>> BEGIN

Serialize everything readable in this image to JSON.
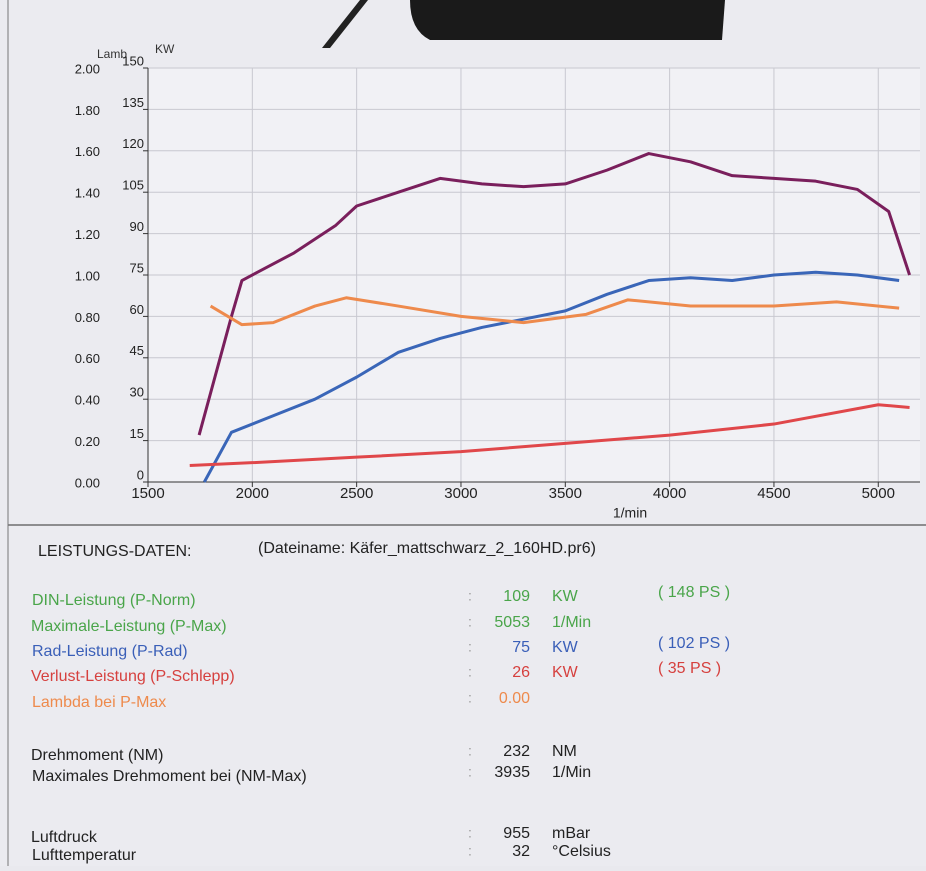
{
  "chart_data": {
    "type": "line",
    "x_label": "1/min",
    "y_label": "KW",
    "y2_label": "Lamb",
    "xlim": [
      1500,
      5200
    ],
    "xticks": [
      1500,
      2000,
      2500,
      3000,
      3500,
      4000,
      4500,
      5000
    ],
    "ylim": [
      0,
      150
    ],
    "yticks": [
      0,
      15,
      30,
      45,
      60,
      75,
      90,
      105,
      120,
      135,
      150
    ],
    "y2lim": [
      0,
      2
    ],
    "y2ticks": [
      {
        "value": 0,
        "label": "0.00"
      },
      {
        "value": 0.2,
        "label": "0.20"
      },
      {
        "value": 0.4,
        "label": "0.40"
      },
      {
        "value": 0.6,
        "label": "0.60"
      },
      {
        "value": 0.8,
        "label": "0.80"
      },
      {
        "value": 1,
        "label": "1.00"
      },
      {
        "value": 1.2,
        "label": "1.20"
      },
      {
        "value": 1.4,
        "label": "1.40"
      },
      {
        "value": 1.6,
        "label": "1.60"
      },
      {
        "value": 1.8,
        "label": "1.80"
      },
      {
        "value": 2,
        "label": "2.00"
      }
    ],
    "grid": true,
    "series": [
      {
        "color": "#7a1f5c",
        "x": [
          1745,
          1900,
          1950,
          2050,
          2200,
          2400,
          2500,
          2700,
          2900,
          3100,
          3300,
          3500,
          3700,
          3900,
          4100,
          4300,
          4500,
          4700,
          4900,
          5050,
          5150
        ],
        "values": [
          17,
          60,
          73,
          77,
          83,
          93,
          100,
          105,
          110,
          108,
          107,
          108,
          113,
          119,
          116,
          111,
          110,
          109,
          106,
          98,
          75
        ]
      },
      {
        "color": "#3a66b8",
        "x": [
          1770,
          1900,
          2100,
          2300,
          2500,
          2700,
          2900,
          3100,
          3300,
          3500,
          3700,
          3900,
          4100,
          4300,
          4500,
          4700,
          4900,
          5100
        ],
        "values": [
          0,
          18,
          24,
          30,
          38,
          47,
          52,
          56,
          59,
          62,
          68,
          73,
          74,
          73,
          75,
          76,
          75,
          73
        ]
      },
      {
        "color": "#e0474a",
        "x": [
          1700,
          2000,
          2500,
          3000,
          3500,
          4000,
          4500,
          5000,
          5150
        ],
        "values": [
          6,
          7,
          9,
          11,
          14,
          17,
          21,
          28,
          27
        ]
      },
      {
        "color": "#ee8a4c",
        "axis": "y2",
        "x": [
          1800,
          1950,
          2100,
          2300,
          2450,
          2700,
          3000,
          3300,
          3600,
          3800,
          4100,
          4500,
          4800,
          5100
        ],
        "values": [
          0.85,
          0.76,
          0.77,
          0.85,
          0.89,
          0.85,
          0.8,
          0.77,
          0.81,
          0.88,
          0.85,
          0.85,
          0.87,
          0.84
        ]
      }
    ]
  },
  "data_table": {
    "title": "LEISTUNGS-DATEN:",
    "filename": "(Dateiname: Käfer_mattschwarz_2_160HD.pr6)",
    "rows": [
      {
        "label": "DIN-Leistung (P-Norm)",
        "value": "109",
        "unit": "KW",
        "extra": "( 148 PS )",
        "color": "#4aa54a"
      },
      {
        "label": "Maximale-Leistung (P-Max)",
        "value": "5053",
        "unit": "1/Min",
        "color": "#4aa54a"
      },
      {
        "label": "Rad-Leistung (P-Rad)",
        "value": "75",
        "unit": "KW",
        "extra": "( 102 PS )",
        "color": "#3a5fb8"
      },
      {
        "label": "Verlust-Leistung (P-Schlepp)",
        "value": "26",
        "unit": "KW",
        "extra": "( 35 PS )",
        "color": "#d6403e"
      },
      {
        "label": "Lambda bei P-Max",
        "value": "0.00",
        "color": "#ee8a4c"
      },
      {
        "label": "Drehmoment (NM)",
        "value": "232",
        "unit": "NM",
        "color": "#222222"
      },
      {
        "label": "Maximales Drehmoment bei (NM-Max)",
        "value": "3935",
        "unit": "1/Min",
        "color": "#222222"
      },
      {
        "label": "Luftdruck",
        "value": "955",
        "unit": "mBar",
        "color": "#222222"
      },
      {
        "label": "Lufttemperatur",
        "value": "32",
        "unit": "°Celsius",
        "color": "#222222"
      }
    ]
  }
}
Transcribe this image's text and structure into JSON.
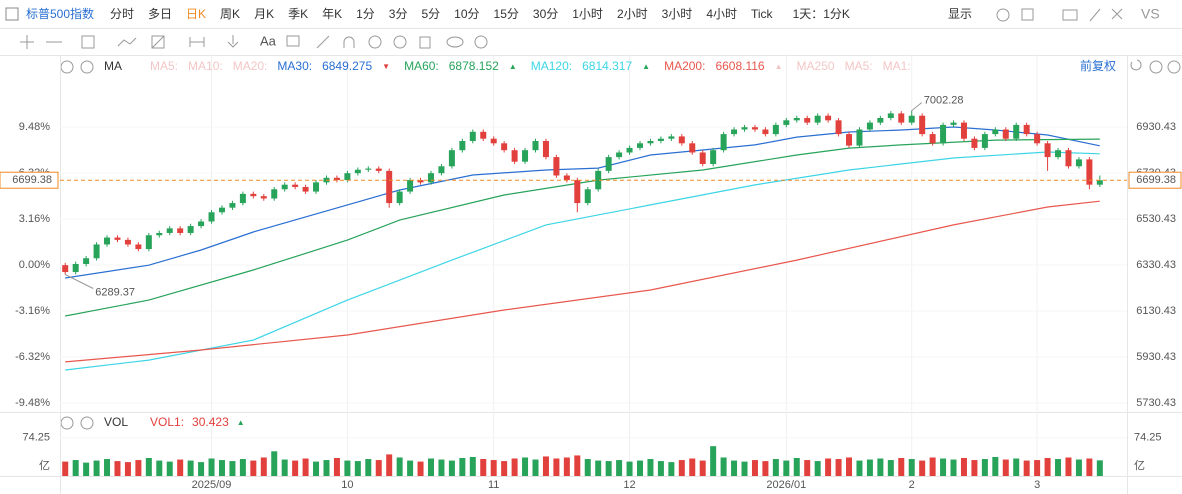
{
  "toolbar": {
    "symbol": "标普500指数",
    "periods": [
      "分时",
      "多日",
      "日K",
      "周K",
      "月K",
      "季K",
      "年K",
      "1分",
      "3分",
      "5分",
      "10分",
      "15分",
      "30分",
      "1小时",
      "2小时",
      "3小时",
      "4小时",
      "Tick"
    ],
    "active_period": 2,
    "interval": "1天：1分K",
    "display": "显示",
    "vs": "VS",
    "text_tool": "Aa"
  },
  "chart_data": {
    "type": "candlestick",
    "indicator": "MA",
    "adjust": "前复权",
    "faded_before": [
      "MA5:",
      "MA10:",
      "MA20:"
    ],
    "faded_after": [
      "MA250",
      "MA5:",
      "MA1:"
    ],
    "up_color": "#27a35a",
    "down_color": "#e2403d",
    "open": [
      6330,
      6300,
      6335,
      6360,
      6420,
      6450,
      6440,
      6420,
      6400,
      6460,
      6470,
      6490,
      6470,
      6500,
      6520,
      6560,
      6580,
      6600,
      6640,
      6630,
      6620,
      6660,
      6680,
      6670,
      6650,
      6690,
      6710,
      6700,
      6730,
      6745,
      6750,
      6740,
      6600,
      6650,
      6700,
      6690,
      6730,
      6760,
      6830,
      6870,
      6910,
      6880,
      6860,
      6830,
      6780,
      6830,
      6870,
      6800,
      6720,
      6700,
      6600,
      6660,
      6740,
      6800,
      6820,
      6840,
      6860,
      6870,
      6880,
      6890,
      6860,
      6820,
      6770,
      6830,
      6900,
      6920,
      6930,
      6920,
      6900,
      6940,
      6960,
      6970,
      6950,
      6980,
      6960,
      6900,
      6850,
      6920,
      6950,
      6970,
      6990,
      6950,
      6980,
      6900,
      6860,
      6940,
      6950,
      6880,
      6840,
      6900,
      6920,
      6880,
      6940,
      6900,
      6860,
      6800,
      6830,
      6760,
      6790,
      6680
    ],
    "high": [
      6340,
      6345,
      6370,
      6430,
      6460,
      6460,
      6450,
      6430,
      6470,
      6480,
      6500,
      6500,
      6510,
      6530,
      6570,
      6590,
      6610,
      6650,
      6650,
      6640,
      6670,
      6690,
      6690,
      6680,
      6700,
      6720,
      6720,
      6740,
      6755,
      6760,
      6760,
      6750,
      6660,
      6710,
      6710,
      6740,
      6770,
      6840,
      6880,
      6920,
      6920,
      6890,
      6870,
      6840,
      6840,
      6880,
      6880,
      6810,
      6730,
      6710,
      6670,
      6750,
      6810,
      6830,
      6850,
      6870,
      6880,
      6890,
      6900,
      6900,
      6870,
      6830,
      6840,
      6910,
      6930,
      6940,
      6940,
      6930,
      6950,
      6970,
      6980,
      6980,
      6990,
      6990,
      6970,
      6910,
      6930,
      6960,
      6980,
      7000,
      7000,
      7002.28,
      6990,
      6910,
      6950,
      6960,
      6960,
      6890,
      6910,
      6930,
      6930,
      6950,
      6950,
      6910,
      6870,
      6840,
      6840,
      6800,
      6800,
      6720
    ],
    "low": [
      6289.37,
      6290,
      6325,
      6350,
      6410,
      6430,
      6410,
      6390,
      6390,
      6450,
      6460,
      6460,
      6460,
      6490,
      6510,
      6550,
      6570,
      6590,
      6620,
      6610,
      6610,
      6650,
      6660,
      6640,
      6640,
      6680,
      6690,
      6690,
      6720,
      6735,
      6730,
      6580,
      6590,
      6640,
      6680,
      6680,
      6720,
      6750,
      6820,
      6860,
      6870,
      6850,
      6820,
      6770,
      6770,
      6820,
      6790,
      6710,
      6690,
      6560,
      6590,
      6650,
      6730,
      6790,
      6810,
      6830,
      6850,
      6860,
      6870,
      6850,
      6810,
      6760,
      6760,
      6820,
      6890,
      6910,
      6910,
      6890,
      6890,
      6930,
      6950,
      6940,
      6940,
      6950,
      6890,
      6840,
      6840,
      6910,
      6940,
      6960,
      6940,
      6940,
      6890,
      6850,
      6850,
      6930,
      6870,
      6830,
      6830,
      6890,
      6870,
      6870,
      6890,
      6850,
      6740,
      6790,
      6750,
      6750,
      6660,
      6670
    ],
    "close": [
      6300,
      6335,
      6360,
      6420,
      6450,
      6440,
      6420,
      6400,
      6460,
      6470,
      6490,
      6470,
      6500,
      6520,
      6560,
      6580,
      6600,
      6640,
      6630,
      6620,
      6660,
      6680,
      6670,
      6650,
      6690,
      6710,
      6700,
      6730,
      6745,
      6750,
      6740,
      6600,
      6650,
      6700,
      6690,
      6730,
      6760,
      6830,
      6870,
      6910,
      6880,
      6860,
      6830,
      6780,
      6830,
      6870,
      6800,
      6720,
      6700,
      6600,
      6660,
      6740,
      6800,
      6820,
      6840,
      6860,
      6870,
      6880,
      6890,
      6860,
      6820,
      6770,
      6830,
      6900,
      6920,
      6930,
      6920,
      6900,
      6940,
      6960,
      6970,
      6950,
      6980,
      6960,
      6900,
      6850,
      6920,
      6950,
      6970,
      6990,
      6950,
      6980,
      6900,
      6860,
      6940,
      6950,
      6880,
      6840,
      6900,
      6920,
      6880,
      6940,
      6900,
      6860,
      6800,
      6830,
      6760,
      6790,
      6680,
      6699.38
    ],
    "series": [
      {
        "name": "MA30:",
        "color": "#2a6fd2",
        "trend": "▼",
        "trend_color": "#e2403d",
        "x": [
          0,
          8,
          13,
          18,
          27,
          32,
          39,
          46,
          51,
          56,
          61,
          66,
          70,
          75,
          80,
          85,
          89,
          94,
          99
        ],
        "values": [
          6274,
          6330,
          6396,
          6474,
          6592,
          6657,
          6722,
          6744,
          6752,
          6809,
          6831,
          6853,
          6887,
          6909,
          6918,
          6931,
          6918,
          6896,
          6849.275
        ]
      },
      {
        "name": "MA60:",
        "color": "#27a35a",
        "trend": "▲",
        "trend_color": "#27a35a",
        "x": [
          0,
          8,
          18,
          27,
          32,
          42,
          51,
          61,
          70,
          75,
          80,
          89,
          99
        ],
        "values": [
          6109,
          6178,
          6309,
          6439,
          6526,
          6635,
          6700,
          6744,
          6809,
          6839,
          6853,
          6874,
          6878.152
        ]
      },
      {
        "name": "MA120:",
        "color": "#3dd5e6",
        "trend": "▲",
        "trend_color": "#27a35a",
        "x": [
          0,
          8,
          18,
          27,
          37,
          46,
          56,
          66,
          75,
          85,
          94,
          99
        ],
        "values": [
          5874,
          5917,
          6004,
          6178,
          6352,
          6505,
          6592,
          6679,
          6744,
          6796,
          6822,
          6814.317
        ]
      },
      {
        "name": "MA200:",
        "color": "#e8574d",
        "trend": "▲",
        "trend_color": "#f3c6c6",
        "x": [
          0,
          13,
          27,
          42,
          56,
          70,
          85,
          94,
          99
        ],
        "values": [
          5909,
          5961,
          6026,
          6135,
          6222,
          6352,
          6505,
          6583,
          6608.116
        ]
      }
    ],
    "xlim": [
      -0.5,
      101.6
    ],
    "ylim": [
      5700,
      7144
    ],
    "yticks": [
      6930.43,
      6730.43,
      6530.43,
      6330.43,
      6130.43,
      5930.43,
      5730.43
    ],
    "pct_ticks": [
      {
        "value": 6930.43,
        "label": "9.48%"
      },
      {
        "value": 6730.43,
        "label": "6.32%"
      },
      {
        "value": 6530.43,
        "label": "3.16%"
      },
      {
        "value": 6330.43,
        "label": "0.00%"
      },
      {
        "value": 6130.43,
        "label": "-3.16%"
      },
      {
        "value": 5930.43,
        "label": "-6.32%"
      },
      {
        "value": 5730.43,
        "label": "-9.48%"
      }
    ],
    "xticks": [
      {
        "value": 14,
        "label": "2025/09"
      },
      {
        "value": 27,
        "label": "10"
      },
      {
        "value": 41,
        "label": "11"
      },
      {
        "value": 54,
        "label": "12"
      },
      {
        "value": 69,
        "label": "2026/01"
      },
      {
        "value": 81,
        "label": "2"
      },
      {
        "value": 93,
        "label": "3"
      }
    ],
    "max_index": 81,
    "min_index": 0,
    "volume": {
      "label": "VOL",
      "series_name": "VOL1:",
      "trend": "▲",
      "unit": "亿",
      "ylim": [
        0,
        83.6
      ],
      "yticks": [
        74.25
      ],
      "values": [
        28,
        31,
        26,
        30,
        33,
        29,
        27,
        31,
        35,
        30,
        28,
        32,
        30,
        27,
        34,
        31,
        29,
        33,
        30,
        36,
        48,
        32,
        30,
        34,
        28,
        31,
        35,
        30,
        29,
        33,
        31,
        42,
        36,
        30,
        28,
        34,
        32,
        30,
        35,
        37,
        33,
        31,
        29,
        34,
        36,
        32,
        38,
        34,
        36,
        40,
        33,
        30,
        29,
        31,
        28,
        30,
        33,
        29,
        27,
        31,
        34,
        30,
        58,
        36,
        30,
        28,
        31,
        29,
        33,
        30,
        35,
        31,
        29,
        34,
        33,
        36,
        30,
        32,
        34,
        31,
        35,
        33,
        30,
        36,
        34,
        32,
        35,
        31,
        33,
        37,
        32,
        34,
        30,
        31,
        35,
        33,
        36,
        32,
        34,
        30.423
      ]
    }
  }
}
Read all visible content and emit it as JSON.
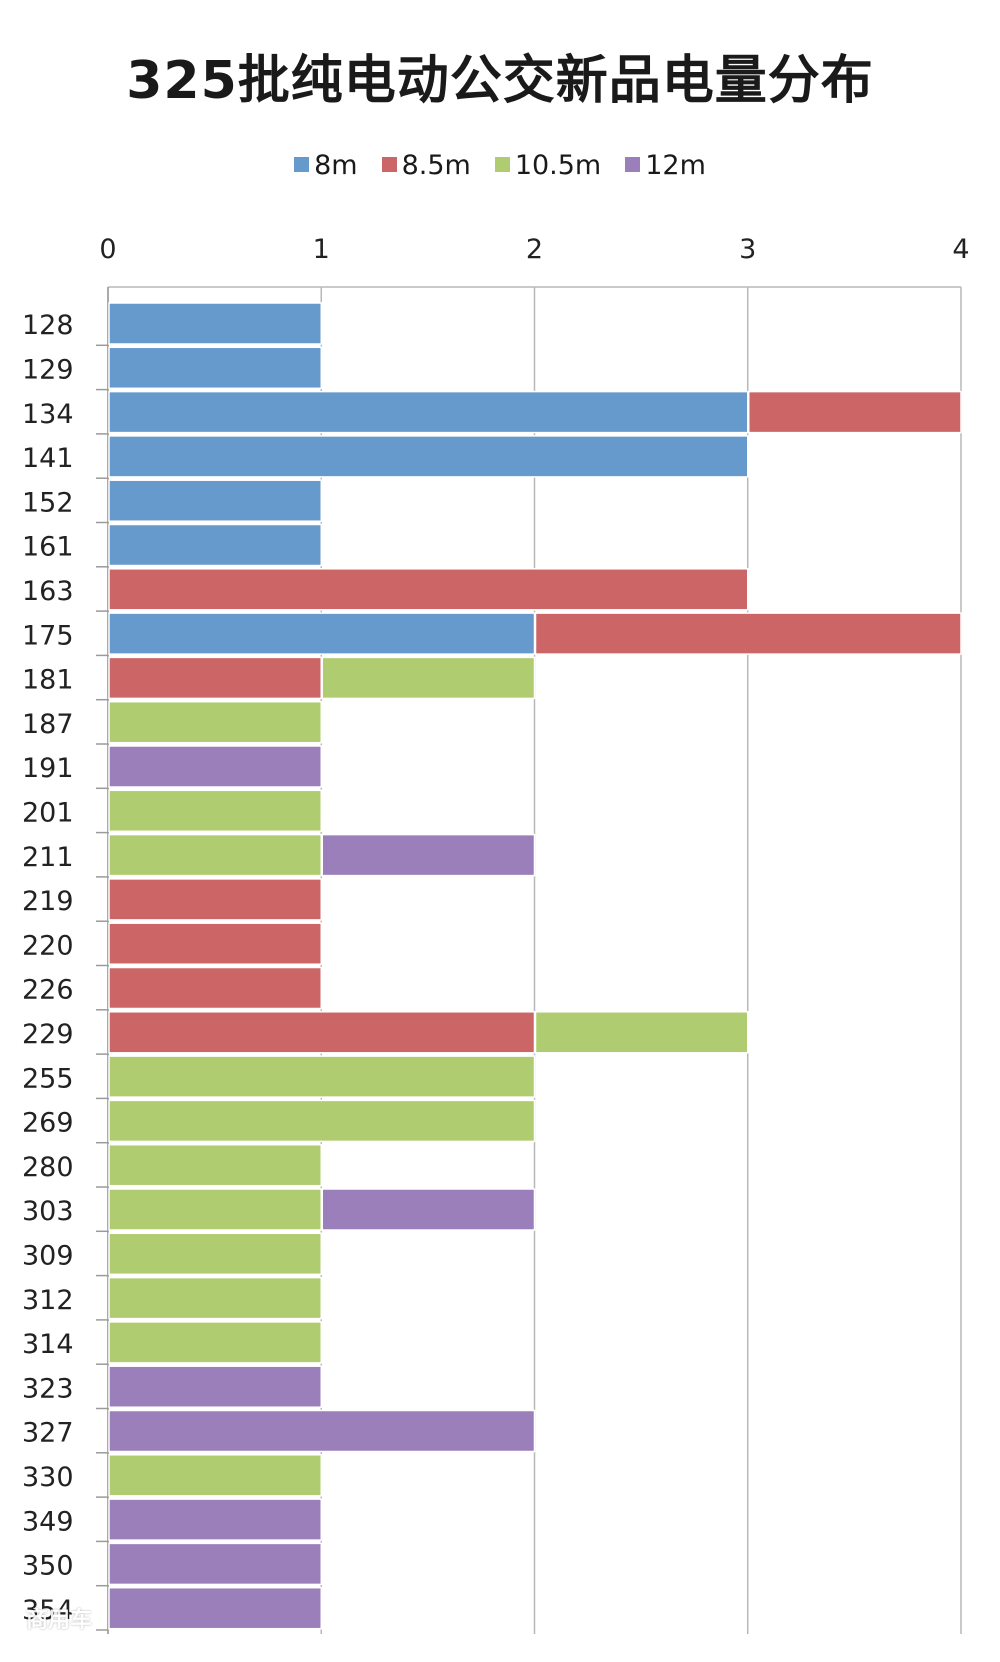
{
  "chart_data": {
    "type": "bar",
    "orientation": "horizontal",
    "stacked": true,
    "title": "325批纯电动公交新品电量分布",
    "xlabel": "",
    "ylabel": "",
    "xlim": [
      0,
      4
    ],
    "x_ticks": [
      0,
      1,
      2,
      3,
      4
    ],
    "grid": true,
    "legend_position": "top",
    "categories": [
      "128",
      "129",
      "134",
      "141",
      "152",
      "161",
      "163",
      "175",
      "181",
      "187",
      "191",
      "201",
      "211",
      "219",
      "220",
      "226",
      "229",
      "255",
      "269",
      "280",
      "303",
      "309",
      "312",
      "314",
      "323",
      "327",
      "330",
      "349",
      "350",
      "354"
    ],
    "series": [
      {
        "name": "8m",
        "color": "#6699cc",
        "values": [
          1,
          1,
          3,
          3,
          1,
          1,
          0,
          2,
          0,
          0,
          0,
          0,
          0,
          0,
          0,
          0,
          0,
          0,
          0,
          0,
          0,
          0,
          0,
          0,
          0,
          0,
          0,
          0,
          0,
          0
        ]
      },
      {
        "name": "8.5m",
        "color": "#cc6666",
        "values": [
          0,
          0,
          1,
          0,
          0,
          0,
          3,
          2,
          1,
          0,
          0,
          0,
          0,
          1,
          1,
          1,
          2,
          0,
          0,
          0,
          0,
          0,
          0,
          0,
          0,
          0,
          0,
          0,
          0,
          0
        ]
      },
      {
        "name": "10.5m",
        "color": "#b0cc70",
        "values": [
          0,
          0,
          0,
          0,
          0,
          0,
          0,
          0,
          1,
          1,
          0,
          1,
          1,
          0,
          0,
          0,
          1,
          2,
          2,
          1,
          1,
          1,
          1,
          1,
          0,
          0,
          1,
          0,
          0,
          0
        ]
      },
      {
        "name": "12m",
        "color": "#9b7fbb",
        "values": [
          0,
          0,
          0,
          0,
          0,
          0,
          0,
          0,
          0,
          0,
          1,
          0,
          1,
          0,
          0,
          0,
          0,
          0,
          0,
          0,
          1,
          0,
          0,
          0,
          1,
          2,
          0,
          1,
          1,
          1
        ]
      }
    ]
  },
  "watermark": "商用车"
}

>> END

Filter the records for lines holding the string "Drehmoment". Copy each one.

        "label": "Drehmoment (NM)",
        "label": "Maximales Drehmoment bei (NM-Max)",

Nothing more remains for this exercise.